> Excerpted data
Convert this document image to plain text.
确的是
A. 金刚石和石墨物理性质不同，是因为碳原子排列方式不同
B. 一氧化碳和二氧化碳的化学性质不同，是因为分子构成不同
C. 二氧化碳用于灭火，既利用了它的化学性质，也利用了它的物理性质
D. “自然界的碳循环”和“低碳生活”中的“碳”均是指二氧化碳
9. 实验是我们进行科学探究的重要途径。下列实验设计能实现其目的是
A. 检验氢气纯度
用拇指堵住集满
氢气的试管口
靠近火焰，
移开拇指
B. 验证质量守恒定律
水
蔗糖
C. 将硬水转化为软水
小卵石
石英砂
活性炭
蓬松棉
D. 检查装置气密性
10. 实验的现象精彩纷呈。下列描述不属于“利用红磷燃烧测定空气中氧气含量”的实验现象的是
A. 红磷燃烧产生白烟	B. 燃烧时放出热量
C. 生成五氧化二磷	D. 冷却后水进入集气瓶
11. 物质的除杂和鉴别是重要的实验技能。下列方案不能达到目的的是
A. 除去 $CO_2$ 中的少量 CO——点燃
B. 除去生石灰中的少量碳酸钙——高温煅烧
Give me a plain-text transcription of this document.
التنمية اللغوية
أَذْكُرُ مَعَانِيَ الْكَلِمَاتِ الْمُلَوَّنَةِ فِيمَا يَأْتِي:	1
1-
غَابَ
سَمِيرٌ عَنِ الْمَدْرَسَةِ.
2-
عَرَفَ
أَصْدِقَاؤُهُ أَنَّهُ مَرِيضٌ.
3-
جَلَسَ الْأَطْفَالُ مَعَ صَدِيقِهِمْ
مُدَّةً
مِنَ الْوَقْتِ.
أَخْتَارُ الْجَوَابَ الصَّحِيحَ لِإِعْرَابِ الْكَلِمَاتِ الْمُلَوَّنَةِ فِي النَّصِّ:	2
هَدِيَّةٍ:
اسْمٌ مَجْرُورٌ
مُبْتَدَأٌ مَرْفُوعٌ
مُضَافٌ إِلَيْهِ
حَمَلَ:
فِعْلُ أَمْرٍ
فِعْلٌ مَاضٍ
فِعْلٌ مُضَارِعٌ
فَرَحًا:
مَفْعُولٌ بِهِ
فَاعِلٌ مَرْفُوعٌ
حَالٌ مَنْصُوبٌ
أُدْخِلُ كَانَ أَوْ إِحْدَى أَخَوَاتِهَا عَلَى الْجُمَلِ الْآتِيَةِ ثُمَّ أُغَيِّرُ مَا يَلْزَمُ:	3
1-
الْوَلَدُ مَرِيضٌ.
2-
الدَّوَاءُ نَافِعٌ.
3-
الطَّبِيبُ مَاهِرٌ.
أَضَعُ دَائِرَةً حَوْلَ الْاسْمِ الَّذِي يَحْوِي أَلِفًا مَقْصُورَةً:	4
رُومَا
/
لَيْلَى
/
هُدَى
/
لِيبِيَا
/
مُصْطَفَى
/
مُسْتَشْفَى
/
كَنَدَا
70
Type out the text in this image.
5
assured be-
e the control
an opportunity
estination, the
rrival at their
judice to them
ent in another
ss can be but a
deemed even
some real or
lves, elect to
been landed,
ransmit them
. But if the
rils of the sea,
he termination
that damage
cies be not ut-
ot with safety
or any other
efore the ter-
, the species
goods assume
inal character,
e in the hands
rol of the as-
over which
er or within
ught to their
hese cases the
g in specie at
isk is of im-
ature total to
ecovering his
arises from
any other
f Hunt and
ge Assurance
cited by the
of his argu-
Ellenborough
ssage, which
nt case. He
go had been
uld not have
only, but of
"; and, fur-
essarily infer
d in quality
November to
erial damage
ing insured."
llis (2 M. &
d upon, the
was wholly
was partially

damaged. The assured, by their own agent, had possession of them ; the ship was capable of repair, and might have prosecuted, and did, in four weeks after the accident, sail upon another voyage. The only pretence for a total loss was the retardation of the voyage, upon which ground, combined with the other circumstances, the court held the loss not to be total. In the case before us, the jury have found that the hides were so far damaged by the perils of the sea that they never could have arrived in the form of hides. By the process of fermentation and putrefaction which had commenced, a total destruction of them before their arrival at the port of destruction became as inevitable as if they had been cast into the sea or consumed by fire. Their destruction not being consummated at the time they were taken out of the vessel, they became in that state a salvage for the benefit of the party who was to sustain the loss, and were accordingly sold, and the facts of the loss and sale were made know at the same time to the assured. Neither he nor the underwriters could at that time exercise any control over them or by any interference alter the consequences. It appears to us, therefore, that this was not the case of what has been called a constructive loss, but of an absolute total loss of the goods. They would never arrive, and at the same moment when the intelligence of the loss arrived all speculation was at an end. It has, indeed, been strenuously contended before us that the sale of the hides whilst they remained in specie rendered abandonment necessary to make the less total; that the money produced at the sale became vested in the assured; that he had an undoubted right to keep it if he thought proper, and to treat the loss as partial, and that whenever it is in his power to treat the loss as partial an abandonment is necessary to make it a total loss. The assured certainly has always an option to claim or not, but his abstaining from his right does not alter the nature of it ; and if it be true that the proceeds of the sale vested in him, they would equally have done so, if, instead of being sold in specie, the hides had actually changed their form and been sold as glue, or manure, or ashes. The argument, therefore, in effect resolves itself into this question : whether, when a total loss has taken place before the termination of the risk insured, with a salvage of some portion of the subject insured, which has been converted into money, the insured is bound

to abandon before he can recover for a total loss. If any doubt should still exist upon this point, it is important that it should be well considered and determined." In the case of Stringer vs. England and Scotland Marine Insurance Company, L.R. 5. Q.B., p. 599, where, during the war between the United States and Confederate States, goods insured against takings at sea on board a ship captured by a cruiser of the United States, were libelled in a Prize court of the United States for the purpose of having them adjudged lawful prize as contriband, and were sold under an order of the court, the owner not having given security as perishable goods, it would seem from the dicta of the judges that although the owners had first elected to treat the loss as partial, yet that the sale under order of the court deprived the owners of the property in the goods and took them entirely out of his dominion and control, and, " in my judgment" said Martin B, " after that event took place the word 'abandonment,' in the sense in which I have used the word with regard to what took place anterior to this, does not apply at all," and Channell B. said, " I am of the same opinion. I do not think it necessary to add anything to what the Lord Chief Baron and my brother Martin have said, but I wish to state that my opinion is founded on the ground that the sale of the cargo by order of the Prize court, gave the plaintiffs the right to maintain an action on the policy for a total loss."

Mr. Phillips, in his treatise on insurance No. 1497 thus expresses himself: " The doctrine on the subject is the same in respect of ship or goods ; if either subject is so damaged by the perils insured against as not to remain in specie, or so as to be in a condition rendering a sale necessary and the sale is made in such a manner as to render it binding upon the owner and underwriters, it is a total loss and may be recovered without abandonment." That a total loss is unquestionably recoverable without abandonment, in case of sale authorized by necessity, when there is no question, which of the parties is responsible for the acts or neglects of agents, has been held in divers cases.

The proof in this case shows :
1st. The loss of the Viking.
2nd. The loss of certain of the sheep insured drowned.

> The exercise
Repeat the data verbatim.

> Result
Convert this document image to plain text.
确的是
A. 金刚石和石墨物理性质不同，是因为碳原子排列方式不同
B. 一氧化碳和二氧化碳的化学性质不同，是因为分子构成不同
C. 二氧化碳用于灭火，既利用了它的化学性质，也利用了它的物理性质
D. “自然界的碳循环”和“低碳生活”中的“碳”均是指二氧化碳
9. 实验是我们进行科学探究的重要途径。下列实验设计能实现其目的是
A. 检验氢气纯度
用拇指堵住集满
氢气的试管口
靠近火焰，
移开拇指
B. 验证质量守恒定律
水
蔗糖
C. 将硬水转化为软水
小卵石
石英砂
活性炭
蓬松棉
D. 检查装置气密性
10. 实验的现象精彩纷呈。下列描述不属于“利用红磷燃烧测定空气中氧气含量”的实验现象的是
A. 红磷燃烧产生白烟	B. 燃烧时放出热量
C. 生成五氧化二磷	D. 冷却后水进入集气瓶
11. 物质的除杂和鉴别是重要的实验技能。下列方案不能达到目的的是
A. 除去 $CO_2$ 中的少量 CO——点燃
B. 除去生石灰中的少量碳酸钙——高温煅烧
Give me a plain-text transcription of this document.
التنمية اللغوية
أَذْكُرُ مَعَانِيَ الْكَلِمَاتِ الْمُلَوَّنَةِ فِيمَا يَأْتِي:	1
1-
غَابَ
سَمِيرٌ عَنِ الْمَدْرَسَةِ.
2-
عَرَفَ
أَصْدِقَاؤُهُ أَنَّهُ مَرِيضٌ.
3-
جَلَسَ الْأَطْفَالُ مَعَ صَدِيقِهِمْ
مُدَّةً
مِنَ الْوَقْتِ.
أَخْتَارُ الْجَوَابَ الصَّحِيحَ لِإِعْرَابِ الْكَلِمَاتِ الْمُلَوَّنَةِ فِي النَّصِّ:	2
هَدِيَّةٍ:
اسْمٌ مَجْرُورٌ
مُبْتَدَأٌ مَرْفُوعٌ
مُضَافٌ إِلَيْهِ
حَمَلَ:
فِعْلُ أَمْرٍ
فِعْلٌ مَاضٍ
فِعْلٌ مُضَارِعٌ
فَرَحًا:
مَفْعُولٌ بِهِ
فَاعِلٌ مَرْفُوعٌ
حَالٌ مَنْصُوبٌ
أُدْخِلُ كَانَ أَوْ إِحْدَى أَخَوَاتِهَا عَلَى الْجُمَلِ الْآتِيَةِ ثُمَّ أُغَيِّرُ مَا يَلْزَمُ:	3
1-
الْوَلَدُ مَرِيضٌ.
2-
الدَّوَاءُ نَافِعٌ.
3-
الطَّبِيبُ مَاهِرٌ.
أَضَعُ دَائِرَةً حَوْلَ الْاسْمِ الَّذِي يَحْوِي أَلِفًا مَقْصُورَةً:	4
رُومَا
/
لَيْلَى
/
هُدَى
/
لِيبِيَا
/
مُصْطَفَى
/
مُسْتَشْفَى
/
كَنَدَا
70
Type out the text in this image.
5
assured be-
e the control
an opportunity
estination, the
rrival at their
judice to them
ent in another
ss can be but a
deemed even
some real or
lves, elect to
been landed,
ransmit them
. But if the
rils of the sea,
he termination
that damage
cies be not ut-
ot with safety
or any other
efore the ter-
, the species
goods assume
inal character,
e in the hands
rol of the as-
over which
er or within
ught to their
hese cases the
g in specie at
isk is of im-
ature total to
ecovering his
arises from
any other
f Hunt and
ge Assurance
cited by the
of his argu-
Ellenborough
ssage, which
nt case. He
go had been
uld not have
only, but of
"; and, fur-
essarily infer
d in quality
November to
erial damage
ing insured."
llis (2 M. &
d upon, the
was wholly
was partially

damaged. The assured, by their own agent, had possession of them ; the ship was capable of repair, and might have prosecuted, and did, in four weeks after the accident, sail upon another voyage. The only pretence for a total loss was the retardation of the voyage, upon which ground, combined with the other circumstances, the court held the loss not to be total. In the case before us, the jury have found that the hides were so far damaged by the perils of the sea that they never could have arrived in the form of hides. By the process of fermentation and putrefaction which had commenced, a total destruction of them before their arrival at the port of destruction became as inevitable as if they had been cast into the sea or consumed by fire. Their destruction not being consummated at the time they were taken out of the vessel, they became in that state a salvage for the benefit of the party who was to sustain the loss, and were accordingly sold, and the facts of the loss and sale were made know at the same time to the assured. Neither he nor the underwriters could at that time exercise any control over them or by any interference alter the consequences. It appears to us, therefore, that this was not the case of what has been called a constructive loss, but of an absolute total loss of the goods. They would never arrive, and at the same moment when the intelligence of the loss arrived all speculation was at an end. It has, indeed, been strenuously contended before us that the sale of the hides whilst they remained in specie rendered abandonment necessary to make the less total; that the money produced at the sale became vested in the assured; that he had an undoubted right to keep it if he thought proper, and to treat the loss as partial, and that whenever it is in his power to treat the loss as partial an abandonment is necessary to make it a total loss. The assured certainly has always an option to claim or not, but his abstaining from his right does not alter the nature of it ; and if it be true that the proceeds of the sale vested in him, they would equally have done so, if, instead of being sold in specie, the hides had actually changed their form and been sold as glue, or manure, or ashes. The argument, therefore, in effect resolves itself into this question : whether, when a total loss has taken place before the termination of the risk insured, with a salvage of some portion of the subject insured, which has been converted into money, the insured is bound

to abandon before he can recover for a total loss. If any doubt should still exist upon this point, it is important that it should be well considered and determined." In the case of Stringer vs. England and Scotland Marine Insurance Company, L.R. 5. Q.B., p. 599, where, during the war between the United States and Confederate States, goods insured against takings at sea on board a ship captured by a cruiser of the United States, were libelled in a Prize court of the United States for the purpose of having them adjudged lawful prize as contriband, and were sold under an order of the court, the owner not having given security as perishable goods, it would seem from the dicta of the judges that although the owners had first elected to treat the loss as partial, yet that the sale under order of the court deprived the owners of the property in the goods and took them entirely out of his dominion and control, and, " in my judgment" said Martin B, " after that event took place the word 'abandonment,' in the sense in which I have used the word with regard to what took place anterior to this, does not apply at all," and Channell B. said, " I am of the same opinion. I do not think it necessary to add anything to what the Lord Chief Baron and my brother Martin have said, but I wish to state that my opinion is founded on the ground that the sale of the cargo by order of the Prize court, gave the plaintiffs the right to maintain an action on the policy for a total loss."

Mr. Phillips, in his treatise on insurance No. 1497 thus expresses himself: " The doctrine on the subject is the same in respect of ship or goods ; if either subject is so damaged by the perils insured against as not to remain in specie, or so as to be in a condition rendering a sale necessary and the sale is made in such a manner as to render it binding upon the owner and underwriters, it is a total loss and may be recovered without abandonment." That a total loss is unquestionably recoverable without abandonment, in case of sale authorized by necessity, when there is no question, which of the parties is responsible for the acts or neglects of agents, has been held in divers cases.

The proof in this case shows :
1st. The loss of the Viking.
2nd. The loss of certain of the sheep insured drowned.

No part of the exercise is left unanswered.